>> Begin Records supplied
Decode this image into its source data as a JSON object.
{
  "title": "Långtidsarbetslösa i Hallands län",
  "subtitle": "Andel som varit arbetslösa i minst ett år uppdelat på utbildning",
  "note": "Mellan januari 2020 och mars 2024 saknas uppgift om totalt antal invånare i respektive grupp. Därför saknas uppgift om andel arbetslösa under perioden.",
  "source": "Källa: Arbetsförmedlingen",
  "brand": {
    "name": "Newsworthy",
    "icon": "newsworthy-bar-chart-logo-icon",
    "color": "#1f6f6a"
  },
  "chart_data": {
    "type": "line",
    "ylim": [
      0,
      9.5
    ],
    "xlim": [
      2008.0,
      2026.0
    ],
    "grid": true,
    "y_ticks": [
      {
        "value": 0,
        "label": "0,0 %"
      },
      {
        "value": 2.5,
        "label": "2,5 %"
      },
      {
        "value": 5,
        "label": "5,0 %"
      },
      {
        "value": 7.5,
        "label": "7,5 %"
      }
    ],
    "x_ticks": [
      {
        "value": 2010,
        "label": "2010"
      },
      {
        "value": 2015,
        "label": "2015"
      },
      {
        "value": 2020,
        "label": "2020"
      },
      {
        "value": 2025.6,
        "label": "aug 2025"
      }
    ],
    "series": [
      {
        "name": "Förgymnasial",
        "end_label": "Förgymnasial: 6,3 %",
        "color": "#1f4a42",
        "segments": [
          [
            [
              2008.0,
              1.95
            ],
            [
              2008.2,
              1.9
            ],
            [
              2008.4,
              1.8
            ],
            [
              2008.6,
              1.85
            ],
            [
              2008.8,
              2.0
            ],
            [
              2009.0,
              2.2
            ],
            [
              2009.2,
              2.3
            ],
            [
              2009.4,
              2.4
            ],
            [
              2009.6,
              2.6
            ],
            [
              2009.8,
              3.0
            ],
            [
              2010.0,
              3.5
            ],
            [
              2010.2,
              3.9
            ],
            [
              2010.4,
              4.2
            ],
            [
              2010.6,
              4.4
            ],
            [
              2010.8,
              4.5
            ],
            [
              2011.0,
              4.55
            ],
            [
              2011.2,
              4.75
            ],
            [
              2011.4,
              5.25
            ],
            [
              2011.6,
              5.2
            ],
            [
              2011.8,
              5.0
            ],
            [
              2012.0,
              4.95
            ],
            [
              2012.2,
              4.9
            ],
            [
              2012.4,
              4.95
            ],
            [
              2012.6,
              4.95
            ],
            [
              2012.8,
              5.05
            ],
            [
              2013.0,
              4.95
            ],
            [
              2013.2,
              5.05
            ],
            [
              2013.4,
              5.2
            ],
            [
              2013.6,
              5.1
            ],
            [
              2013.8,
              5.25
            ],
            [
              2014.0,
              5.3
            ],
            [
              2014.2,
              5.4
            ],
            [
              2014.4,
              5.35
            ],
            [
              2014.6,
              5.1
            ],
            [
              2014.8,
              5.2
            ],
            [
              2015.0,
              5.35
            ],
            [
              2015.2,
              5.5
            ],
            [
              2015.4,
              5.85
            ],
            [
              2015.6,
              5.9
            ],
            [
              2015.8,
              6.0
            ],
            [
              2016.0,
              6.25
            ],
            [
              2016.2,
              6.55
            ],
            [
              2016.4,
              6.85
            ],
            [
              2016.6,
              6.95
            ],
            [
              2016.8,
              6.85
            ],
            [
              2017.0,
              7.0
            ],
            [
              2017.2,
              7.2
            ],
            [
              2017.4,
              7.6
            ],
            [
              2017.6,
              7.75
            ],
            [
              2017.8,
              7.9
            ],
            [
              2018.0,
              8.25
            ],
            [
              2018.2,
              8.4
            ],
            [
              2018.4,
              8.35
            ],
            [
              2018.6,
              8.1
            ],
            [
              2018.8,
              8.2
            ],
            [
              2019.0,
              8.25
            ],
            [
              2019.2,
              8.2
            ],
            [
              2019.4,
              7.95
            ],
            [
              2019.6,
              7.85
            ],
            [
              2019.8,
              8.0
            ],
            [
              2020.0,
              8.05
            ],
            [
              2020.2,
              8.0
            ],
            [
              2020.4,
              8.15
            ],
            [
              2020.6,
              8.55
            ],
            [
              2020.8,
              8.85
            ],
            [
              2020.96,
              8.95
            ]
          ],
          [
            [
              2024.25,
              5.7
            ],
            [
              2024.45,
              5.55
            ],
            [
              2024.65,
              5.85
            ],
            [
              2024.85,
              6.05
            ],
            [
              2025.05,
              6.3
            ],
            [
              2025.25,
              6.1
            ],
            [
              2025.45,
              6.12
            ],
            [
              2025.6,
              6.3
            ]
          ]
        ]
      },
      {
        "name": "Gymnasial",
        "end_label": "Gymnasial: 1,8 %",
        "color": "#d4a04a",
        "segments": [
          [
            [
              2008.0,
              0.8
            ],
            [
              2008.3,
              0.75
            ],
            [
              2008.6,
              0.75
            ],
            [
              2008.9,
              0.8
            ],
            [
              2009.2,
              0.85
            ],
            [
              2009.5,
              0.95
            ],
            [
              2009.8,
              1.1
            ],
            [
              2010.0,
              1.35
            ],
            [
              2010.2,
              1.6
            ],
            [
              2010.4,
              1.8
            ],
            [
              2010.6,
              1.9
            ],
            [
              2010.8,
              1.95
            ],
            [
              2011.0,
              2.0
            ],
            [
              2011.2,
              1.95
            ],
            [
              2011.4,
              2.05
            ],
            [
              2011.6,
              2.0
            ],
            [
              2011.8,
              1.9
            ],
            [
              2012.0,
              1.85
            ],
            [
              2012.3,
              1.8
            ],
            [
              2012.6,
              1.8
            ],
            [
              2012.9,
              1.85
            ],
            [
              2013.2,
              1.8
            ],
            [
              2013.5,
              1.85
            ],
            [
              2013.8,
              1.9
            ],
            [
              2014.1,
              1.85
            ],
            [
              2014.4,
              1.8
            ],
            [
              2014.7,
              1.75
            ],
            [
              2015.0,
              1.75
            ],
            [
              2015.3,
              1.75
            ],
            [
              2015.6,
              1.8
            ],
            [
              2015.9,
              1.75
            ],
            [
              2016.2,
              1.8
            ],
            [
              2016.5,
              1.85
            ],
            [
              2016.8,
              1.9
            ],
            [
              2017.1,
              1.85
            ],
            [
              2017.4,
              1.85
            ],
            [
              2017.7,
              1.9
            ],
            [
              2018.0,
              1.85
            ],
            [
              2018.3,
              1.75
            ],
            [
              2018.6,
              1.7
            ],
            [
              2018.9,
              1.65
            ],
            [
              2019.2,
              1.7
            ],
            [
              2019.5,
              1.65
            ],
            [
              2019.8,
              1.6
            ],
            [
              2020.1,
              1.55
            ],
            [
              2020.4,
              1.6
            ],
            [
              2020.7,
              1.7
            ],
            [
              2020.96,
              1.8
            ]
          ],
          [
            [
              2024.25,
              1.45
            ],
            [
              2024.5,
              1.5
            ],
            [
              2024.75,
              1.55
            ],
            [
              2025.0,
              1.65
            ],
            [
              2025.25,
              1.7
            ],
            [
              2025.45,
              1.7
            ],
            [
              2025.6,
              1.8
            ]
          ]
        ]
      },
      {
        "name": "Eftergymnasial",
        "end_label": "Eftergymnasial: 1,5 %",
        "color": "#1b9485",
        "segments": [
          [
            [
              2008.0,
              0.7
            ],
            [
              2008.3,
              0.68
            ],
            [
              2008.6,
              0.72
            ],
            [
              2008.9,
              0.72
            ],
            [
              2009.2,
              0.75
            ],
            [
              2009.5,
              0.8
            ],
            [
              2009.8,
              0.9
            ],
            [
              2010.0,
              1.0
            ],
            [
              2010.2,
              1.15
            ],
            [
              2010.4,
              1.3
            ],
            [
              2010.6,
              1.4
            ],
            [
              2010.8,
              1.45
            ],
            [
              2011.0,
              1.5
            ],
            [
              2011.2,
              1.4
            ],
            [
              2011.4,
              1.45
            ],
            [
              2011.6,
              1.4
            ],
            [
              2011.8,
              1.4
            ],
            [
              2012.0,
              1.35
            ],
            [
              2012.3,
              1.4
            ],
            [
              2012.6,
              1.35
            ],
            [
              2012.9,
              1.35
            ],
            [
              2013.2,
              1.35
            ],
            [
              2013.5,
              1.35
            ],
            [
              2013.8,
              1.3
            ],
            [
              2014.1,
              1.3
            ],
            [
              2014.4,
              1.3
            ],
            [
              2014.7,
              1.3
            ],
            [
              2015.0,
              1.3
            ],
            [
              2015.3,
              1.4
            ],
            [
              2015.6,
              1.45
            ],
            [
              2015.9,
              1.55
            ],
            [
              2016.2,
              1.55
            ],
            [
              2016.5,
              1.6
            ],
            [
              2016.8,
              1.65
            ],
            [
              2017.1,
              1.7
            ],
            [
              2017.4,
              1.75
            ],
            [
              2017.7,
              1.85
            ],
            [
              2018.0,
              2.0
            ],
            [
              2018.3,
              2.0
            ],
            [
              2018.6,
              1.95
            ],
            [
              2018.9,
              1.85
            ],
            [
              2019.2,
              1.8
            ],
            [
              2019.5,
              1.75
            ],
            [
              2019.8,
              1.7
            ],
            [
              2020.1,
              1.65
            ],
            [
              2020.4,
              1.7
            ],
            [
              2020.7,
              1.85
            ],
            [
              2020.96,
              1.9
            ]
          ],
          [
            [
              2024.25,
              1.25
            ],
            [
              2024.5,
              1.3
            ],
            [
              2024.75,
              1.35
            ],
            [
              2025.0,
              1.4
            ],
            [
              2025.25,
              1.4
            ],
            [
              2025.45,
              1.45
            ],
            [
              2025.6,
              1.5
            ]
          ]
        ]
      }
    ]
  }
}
>> End Records supplied
◆ **What is expected**
For the listing above, give the number of lines in which the string "color" occurs, and nothing else.

◆ **Solution**
4